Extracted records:
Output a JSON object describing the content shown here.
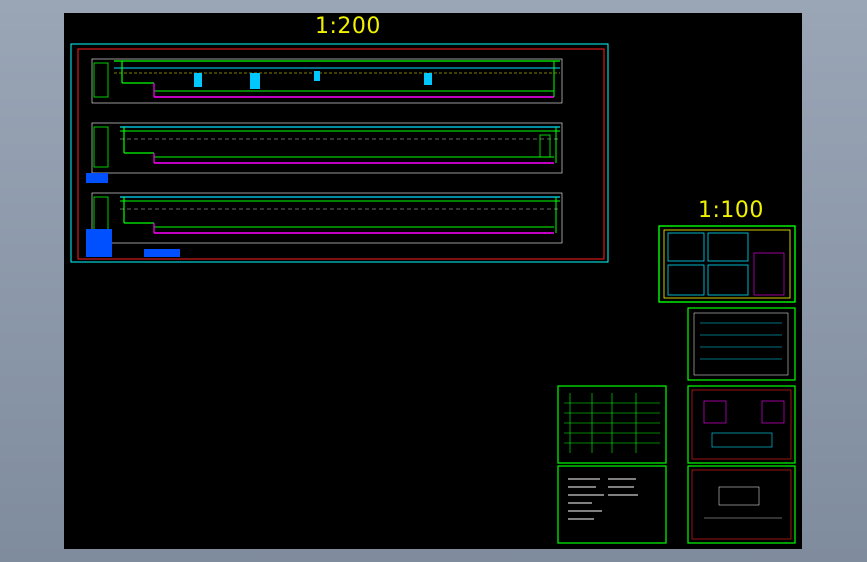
{
  "viewport": {
    "background": "#8c97a8",
    "canvas": "#000000"
  },
  "labels": {
    "scale_large": "1:200",
    "scale_small": "1:100"
  },
  "colors": {
    "frame_outer": "#00ffff",
    "frame_inner": "#ff2020",
    "sheet_border": "#00ff00",
    "line_main": "#00ff00",
    "line_cyan": "#00e0ff",
    "line_magenta": "#ff00ff",
    "line_white": "#ffffff",
    "line_yellow": "#ffff00",
    "text_scale": "#f2f200"
  },
  "icons": {
    "sheet": "drawing-sheet-icon"
  }
}
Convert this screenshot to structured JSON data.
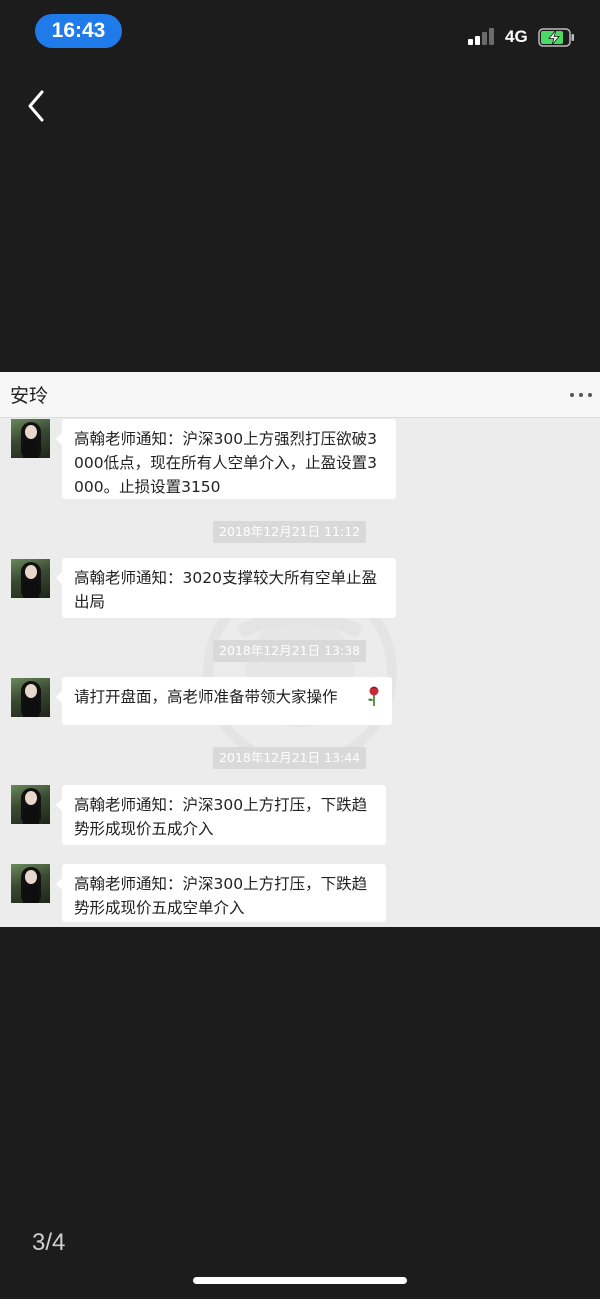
{
  "status_bar": {
    "time": "16:43",
    "network": "4G"
  },
  "chat": {
    "title": "安玲",
    "messages": [
      {
        "text": "高翰老师通知：沪深300上方强烈打压欲破3\n000低点，现在所有人空单介入，止盈设置3\n000。止损设置3150"
      },
      {
        "timestamp": "2018年12月21日 11:12"
      },
      {
        "text": "高翰老师通知：3020支撑较大所有空单止盈\n出局"
      },
      {
        "timestamp": "2018年12月21日 13:38"
      },
      {
        "text": "请打开盘面，高老师准备带领大家操作",
        "emoji": "rose-icon"
      },
      {
        "timestamp": "2018年12月21日 13:44"
      },
      {
        "text": "高翰老师通知：沪深300上方打压，下跌趋\n势形成现价五成介入"
      },
      {
        "text": "高翰老师通知：沪深300上方打压，下跌趋\n势形成现价五成空单介入"
      }
    ]
  },
  "viewer": {
    "page_indicator": "3/4"
  },
  "colors": {
    "time_pill": "#1e7be9",
    "battery_fill": "#4cd964",
    "background": "#1c1c1c"
  }
}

> **PROBLEM DESCRIPTION**
Would you mind returning each entry above word for word, skipping the images?

> **EXPECTED ANSWER**
Output a JSON object describing the content shown here.
{
  "viewport": {
    "background": "#8c97a8",
    "canvas": "#000000"
  },
  "labels": {
    "scale_large": "1:200",
    "scale_small": "1:100"
  },
  "colors": {
    "frame_outer": "#00ffff",
    "frame_inner": "#ff2020",
    "sheet_border": "#00ff00",
    "line_main": "#00ff00",
    "line_cyan": "#00e0ff",
    "line_magenta": "#ff00ff",
    "line_white": "#ffffff",
    "line_yellow": "#ffff00",
    "text_scale": "#f2f200"
  },
  "icons": {
    "sheet": "drawing-sheet-icon"
  }
}
Convert this screenshot to structured JSON data.
{
  "status_bar": {
    "time": "16:43",
    "network": "4G"
  },
  "chat": {
    "title": "安玲",
    "messages": [
      {
        "text": "高翰老师通知：沪深300上方强烈打压欲破3\n000低点，现在所有人空单介入，止盈设置3\n000。止损设置3150"
      },
      {
        "timestamp": "2018年12月21日 11:12"
      },
      {
        "text": "高翰老师通知：3020支撑较大所有空单止盈\n出局"
      },
      {
        "timestamp": "2018年12月21日 13:38"
      },
      {
        "text": "请打开盘面，高老师准备带领大家操作",
        "emoji": "rose-icon"
      },
      {
        "timestamp": "2018年12月21日 13:44"
      },
      {
        "text": "高翰老师通知：沪深300上方打压，下跌趋\n势形成现价五成介入"
      },
      {
        "text": "高翰老师通知：沪深300上方打压，下跌趋\n势形成现价五成空单介入"
      }
    ]
  },
  "viewer": {
    "page_indicator": "3/4"
  },
  "colors": {
    "time_pill": "#1e7be9",
    "battery_fill": "#4cd964",
    "background": "#1c1c1c"
  }
}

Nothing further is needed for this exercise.